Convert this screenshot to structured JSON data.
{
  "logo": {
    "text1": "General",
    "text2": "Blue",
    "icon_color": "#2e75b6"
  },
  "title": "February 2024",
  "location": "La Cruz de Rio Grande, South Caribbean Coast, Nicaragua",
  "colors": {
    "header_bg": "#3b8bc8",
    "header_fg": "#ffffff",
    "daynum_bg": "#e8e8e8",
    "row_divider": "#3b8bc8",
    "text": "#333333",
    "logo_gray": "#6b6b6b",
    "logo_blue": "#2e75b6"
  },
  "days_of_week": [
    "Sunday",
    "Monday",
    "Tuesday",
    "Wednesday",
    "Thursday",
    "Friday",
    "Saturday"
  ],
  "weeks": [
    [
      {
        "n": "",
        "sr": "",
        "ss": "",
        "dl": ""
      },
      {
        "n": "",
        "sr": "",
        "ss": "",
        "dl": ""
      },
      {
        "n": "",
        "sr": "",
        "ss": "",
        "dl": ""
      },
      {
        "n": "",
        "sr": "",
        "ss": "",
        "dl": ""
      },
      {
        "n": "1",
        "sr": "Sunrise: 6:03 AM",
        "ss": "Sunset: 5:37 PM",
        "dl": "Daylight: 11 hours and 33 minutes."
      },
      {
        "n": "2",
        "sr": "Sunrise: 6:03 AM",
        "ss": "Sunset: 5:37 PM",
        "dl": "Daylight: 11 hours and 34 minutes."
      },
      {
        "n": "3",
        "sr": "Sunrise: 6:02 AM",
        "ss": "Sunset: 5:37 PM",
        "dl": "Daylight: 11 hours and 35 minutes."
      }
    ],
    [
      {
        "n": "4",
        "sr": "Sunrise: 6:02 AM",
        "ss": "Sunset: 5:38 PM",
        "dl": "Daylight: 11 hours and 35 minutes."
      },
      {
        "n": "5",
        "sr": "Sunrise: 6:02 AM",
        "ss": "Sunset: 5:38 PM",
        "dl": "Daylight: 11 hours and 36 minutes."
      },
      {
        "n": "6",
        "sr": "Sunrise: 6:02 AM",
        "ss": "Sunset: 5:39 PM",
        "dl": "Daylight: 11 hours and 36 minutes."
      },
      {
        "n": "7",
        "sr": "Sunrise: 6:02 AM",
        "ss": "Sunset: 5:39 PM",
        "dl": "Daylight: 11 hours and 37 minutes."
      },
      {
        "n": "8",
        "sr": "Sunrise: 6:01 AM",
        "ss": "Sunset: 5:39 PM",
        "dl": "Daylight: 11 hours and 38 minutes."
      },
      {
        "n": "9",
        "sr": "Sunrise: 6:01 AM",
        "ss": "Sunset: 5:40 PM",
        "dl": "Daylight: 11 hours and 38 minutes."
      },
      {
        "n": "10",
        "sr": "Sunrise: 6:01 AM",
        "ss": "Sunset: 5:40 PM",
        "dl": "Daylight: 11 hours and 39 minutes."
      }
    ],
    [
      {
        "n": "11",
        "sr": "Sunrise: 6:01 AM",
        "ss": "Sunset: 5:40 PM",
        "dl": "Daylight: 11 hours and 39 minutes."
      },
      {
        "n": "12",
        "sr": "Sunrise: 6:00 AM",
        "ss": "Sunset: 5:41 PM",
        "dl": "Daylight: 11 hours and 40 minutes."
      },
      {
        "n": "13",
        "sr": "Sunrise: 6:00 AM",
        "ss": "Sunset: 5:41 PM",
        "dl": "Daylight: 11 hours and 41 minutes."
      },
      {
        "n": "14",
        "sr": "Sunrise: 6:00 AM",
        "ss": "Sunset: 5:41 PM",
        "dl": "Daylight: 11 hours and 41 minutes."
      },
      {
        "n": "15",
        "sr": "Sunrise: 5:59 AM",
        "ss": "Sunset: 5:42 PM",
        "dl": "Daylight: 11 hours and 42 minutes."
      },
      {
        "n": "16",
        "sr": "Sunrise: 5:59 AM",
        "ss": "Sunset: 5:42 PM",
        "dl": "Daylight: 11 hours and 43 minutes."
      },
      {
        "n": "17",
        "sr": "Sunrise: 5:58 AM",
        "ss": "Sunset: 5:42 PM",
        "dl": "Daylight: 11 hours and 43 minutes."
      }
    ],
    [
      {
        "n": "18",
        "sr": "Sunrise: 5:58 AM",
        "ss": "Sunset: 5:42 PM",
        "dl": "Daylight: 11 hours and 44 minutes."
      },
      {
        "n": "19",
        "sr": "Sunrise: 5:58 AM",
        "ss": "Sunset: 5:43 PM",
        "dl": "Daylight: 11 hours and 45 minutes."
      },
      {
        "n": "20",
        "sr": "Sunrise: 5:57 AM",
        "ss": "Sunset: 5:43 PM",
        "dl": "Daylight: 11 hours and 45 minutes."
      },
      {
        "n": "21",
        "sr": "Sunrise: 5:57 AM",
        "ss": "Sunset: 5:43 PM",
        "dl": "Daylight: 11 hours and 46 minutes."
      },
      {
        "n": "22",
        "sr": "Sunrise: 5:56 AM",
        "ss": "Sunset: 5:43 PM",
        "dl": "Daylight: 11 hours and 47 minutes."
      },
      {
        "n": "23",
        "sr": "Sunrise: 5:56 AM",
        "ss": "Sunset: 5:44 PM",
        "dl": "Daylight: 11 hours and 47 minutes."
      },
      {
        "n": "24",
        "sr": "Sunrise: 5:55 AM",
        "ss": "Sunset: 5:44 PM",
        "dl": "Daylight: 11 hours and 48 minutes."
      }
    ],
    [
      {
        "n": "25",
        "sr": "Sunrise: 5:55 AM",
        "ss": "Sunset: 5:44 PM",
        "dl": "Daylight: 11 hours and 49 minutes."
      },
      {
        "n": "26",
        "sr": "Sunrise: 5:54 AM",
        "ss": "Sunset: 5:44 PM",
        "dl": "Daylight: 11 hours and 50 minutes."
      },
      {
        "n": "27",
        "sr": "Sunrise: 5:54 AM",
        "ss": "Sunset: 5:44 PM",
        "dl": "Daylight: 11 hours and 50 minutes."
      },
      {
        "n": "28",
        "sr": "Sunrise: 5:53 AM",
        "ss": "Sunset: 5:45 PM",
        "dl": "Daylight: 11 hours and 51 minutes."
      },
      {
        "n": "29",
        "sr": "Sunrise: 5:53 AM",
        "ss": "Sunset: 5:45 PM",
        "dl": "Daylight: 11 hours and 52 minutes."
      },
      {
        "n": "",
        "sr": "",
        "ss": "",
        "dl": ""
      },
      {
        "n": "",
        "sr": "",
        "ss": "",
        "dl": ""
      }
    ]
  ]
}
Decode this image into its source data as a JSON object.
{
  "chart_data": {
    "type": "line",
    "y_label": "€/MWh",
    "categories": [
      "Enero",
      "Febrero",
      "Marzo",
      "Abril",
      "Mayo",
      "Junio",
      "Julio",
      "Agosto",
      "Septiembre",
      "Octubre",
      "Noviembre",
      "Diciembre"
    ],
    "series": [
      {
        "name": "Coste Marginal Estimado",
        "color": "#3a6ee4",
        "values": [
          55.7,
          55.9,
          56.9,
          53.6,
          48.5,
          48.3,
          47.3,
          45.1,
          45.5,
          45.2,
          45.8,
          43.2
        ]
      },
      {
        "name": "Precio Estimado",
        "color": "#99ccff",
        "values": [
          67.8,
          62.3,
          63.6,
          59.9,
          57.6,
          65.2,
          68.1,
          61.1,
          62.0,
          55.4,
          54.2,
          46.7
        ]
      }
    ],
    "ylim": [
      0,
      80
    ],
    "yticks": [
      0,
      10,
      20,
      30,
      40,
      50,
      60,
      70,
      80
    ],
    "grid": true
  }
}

--

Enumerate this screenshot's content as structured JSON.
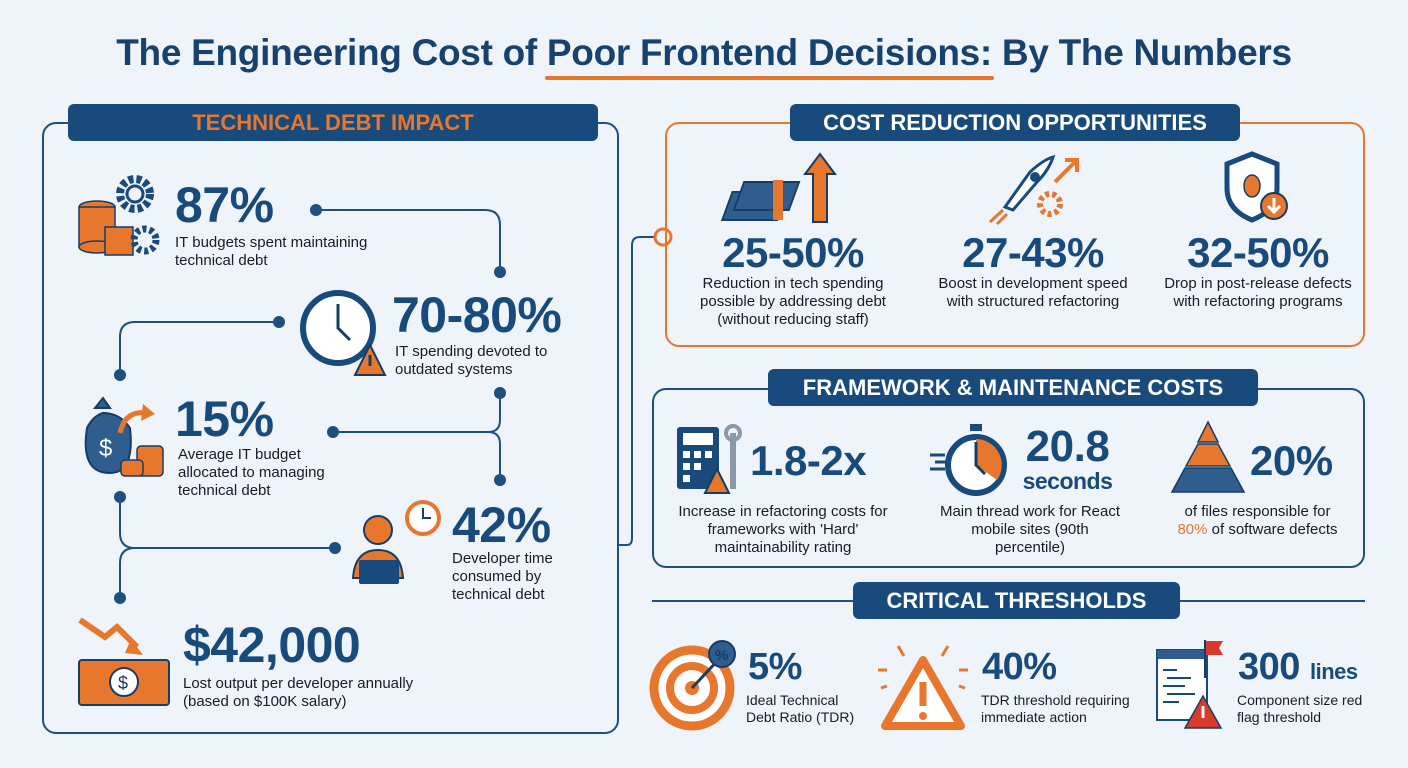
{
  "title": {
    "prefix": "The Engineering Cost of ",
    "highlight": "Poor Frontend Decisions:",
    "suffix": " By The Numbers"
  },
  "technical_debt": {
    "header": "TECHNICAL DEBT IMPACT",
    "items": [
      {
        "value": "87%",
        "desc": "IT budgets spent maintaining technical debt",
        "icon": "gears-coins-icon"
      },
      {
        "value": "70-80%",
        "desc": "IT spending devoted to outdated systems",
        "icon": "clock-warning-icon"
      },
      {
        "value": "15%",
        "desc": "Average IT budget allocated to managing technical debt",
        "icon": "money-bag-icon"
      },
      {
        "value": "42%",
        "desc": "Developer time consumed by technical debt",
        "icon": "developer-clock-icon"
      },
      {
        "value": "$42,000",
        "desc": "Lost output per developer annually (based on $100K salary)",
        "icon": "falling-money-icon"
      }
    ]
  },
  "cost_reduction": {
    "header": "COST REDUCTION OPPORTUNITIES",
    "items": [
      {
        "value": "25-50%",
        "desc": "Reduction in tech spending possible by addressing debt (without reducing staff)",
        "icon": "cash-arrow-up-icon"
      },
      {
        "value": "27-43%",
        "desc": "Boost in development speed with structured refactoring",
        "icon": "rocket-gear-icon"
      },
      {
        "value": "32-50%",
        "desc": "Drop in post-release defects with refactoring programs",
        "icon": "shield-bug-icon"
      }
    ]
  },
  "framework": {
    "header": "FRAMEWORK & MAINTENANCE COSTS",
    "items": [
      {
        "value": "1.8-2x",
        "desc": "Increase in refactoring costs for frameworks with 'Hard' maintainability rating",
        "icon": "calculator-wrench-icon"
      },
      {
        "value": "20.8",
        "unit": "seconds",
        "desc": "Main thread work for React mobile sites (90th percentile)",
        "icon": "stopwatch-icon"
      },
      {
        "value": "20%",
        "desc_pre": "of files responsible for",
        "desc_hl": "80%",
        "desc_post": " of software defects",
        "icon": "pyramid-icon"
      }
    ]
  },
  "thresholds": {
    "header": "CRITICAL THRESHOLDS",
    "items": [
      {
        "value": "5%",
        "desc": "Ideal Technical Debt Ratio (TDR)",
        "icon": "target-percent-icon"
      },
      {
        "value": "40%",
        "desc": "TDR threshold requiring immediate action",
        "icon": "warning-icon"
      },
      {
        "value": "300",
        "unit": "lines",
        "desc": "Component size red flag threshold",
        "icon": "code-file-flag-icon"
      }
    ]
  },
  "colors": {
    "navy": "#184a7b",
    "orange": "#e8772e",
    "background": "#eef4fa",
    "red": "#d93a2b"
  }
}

Requirement
Of the lines above, copy each that contains "spending".

Output of the exercise
        "desc": "IT spending devoted to outdated systems",
        "desc": "Reduction in tech spending possible by addressing debt (without reducing staff)",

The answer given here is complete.